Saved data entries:
□ □ □ □ □ □ □
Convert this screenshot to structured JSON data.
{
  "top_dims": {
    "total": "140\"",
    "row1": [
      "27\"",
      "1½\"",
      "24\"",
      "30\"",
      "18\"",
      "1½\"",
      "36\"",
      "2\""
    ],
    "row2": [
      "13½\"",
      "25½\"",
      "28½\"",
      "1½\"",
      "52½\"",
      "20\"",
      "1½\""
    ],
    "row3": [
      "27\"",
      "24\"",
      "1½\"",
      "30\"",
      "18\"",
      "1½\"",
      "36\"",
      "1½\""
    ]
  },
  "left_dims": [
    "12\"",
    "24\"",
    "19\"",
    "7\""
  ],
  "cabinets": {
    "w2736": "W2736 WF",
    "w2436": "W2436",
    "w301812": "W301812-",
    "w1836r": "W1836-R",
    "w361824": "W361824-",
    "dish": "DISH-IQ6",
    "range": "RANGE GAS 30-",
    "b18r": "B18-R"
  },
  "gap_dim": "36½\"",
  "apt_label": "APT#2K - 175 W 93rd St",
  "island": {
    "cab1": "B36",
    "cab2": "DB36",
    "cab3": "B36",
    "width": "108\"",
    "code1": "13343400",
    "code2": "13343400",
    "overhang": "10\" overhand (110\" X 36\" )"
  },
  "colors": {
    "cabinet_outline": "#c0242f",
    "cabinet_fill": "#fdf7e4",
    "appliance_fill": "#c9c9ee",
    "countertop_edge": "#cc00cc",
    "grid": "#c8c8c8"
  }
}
□ □ □ □ □ □ □
## [Problem]
Output all of the data again. Match it exactly.

## [Solution for this problem]
Convert this screenshot to structured JSON data.
{
  "top_dims": {
    "total": "140\"",
    "row1": [
      "27\"",
      "1½\"",
      "24\"",
      "30\"",
      "18\"",
      "1½\"",
      "36\"",
      "2\""
    ],
    "row2": [
      "13½\"",
      "25½\"",
      "28½\"",
      "1½\"",
      "52½\"",
      "20\"",
      "1½\""
    ],
    "row3": [
      "27\"",
      "24\"",
      "1½\"",
      "30\"",
      "18\"",
      "1½\"",
      "36\"",
      "1½\""
    ]
  },
  "left_dims": [
    "12\"",
    "24\"",
    "19\"",
    "7\""
  ],
  "cabinets": {
    "w2736": "W2736 WF",
    "w2436": "W2436",
    "w301812": "W301812-",
    "w1836r": "W1836-R",
    "w361824": "W361824-",
    "dish": "DISH-IQ6",
    "range": "RANGE GAS 30-",
    "b18r": "B18-R"
  },
  "gap_dim": "36½\"",
  "apt_label": "APT#2K - 175 W 93rd St",
  "island": {
    "cab1": "B36",
    "cab2": "DB36",
    "cab3": "B36",
    "width": "108\"",
    "code1": "13343400",
    "code2": "13343400",
    "overhang": "10\" overhand (110\" X 36\" )"
  },
  "colors": {
    "cabinet_outline": "#c0242f",
    "cabinet_fill": "#fdf7e4",
    "appliance_fill": "#c9c9ee",
    "countertop_edge": "#cc00cc",
    "grid": "#c8c8c8"
  }
}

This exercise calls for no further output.